> Exercise brief:
What is the number of lines containing the word "PEPE"? Please answer with that number and nothing more.

[Figure collection entries]
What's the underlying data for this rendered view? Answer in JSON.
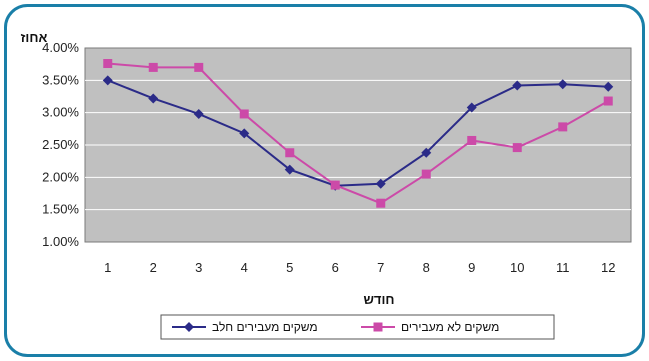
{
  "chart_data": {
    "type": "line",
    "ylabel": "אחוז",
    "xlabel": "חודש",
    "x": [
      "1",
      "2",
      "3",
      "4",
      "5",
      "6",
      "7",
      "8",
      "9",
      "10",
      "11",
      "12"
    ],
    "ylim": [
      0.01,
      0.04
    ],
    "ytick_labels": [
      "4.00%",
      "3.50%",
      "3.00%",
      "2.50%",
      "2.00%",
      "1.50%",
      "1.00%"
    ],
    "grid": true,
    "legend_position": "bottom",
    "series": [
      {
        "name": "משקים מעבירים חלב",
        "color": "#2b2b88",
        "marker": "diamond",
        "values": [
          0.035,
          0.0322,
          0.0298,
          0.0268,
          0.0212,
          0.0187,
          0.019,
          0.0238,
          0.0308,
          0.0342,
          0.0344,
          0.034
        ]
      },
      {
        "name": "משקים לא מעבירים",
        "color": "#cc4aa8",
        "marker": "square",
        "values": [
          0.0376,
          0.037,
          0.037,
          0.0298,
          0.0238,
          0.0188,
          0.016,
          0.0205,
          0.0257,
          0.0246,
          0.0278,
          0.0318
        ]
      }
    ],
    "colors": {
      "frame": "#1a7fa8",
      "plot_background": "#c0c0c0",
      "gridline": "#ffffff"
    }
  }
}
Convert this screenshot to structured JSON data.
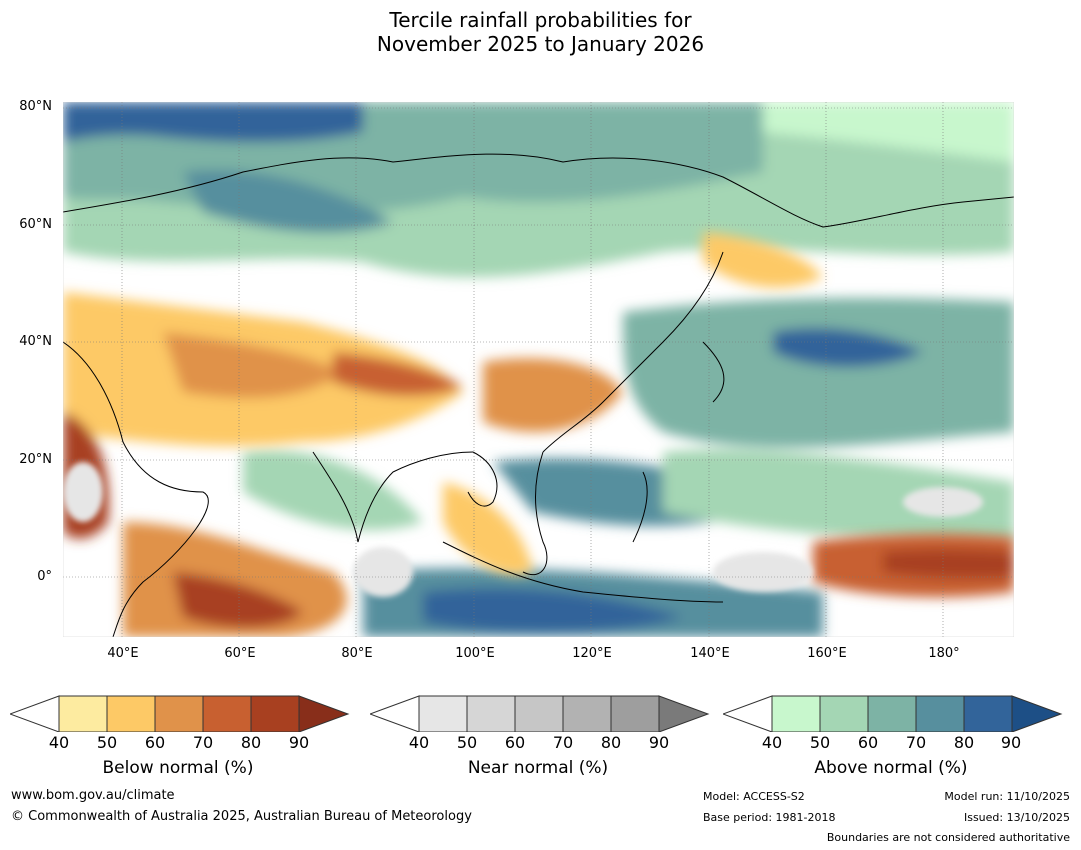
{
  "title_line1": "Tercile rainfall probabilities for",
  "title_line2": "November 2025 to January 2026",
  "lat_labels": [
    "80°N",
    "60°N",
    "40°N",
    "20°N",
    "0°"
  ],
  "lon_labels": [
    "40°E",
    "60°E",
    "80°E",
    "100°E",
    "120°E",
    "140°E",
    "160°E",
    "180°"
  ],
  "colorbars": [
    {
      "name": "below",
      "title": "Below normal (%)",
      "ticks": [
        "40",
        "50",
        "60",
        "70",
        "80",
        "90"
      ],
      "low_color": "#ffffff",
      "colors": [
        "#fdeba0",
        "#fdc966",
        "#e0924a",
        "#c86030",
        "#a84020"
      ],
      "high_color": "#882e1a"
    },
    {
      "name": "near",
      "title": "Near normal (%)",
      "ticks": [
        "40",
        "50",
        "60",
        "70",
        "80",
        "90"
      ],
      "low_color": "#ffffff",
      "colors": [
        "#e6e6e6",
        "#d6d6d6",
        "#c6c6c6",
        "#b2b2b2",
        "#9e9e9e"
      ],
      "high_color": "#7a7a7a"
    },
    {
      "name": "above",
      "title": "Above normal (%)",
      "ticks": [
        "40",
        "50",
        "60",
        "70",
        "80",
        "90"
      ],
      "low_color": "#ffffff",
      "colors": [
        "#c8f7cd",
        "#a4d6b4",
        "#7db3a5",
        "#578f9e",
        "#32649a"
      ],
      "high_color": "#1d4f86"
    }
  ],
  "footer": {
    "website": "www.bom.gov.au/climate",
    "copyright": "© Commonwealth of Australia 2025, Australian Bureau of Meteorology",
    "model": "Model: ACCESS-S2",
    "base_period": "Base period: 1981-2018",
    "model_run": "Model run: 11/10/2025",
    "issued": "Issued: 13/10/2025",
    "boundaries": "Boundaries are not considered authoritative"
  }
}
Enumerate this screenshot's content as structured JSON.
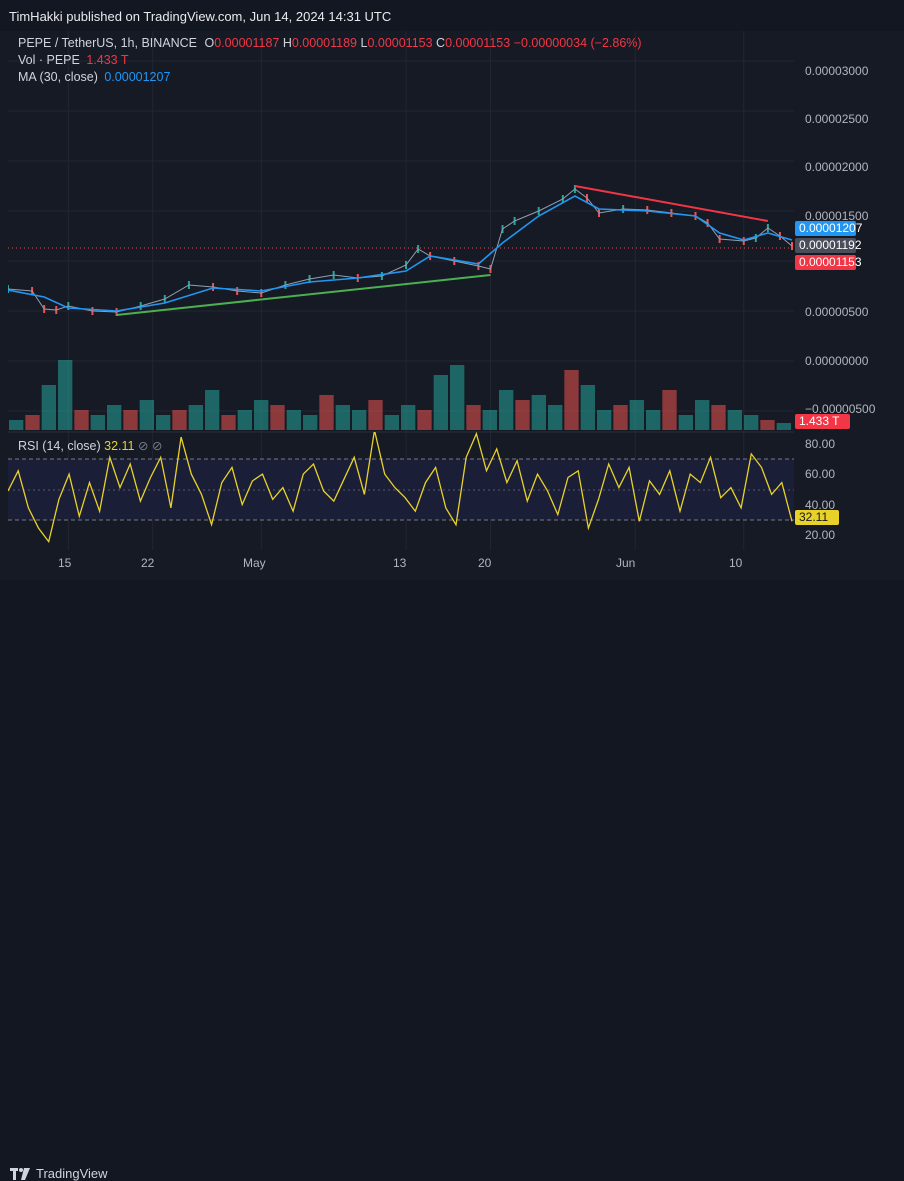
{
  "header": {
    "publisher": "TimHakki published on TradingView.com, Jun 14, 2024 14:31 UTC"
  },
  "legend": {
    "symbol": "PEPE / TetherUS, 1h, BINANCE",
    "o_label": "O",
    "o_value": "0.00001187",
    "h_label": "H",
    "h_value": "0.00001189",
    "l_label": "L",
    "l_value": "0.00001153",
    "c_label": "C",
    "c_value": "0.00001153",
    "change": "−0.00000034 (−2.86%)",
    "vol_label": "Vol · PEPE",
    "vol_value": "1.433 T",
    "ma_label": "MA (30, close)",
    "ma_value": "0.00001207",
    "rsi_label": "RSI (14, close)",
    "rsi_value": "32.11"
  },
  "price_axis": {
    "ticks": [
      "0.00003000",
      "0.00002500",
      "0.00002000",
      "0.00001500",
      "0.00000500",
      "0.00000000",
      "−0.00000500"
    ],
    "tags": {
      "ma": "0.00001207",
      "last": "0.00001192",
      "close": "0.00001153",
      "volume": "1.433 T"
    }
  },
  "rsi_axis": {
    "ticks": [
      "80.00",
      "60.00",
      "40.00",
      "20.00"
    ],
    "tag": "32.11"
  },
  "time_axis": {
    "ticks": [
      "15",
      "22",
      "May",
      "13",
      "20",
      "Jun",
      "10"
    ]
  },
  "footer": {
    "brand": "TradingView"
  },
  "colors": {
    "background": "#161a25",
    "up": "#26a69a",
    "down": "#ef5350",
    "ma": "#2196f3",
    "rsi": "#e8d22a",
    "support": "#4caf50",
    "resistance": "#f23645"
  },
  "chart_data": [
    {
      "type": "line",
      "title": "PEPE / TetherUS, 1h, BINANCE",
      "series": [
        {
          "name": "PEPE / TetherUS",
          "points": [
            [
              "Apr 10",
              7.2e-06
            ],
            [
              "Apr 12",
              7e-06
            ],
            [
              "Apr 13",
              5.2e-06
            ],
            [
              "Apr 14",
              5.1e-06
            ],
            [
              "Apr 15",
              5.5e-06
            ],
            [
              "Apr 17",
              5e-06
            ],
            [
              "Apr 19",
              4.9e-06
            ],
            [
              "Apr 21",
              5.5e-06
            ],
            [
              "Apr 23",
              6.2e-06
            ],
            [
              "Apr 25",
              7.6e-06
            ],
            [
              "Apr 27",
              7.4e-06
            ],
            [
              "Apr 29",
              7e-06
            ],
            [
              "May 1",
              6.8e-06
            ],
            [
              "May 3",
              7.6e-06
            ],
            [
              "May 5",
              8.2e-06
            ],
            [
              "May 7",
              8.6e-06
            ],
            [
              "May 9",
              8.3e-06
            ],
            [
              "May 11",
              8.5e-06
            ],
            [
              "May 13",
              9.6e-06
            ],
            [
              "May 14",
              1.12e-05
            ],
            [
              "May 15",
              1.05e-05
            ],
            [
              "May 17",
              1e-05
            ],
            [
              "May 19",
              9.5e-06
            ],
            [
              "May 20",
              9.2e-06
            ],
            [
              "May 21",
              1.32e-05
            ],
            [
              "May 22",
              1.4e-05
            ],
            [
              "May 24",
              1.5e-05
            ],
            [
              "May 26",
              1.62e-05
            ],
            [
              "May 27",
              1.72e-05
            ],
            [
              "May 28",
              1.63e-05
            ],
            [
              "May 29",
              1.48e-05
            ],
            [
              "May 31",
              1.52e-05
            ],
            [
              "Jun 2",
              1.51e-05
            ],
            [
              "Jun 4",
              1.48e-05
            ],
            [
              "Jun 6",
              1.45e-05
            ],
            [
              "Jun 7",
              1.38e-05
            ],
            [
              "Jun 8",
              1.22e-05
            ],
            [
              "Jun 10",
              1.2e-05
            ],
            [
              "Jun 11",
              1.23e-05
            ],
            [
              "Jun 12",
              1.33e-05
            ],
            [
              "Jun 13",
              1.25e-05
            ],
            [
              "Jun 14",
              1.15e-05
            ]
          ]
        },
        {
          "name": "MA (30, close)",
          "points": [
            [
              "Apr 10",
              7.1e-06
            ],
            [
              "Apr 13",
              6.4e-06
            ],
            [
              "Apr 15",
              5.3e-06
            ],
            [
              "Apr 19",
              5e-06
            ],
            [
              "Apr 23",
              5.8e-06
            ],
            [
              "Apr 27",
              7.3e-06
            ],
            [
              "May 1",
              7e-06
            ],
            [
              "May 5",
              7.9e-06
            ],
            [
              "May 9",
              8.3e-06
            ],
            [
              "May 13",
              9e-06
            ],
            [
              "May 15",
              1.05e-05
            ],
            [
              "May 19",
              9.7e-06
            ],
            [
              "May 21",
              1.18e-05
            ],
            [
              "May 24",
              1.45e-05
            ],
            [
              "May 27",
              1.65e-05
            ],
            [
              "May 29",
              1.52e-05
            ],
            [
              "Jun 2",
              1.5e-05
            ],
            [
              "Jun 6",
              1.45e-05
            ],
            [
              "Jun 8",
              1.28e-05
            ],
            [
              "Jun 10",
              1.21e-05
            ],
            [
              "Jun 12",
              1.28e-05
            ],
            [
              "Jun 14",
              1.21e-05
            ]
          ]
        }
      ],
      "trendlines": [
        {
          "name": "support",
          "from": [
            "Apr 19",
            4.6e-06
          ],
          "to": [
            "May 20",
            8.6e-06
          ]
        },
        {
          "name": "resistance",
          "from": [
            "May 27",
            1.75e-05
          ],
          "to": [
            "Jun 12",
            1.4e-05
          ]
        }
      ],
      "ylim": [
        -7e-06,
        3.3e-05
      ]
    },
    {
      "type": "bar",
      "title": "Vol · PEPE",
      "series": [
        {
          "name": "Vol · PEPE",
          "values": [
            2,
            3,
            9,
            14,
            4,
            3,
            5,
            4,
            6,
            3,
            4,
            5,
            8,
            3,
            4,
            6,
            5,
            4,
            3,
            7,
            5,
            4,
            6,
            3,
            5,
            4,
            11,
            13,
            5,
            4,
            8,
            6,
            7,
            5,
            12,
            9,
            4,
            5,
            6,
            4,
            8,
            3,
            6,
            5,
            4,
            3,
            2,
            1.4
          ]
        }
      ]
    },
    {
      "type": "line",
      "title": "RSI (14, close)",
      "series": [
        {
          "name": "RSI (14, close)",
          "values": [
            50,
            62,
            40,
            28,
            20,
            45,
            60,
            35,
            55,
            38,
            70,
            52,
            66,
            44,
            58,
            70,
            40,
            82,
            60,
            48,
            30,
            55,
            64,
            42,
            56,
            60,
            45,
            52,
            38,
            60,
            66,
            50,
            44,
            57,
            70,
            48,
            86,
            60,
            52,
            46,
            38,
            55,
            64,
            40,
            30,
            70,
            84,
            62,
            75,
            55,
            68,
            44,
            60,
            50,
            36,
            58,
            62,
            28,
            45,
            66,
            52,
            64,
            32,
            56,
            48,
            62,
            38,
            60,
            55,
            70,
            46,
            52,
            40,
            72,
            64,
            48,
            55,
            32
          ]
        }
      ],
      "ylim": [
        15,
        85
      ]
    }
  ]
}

> Solved problem:
6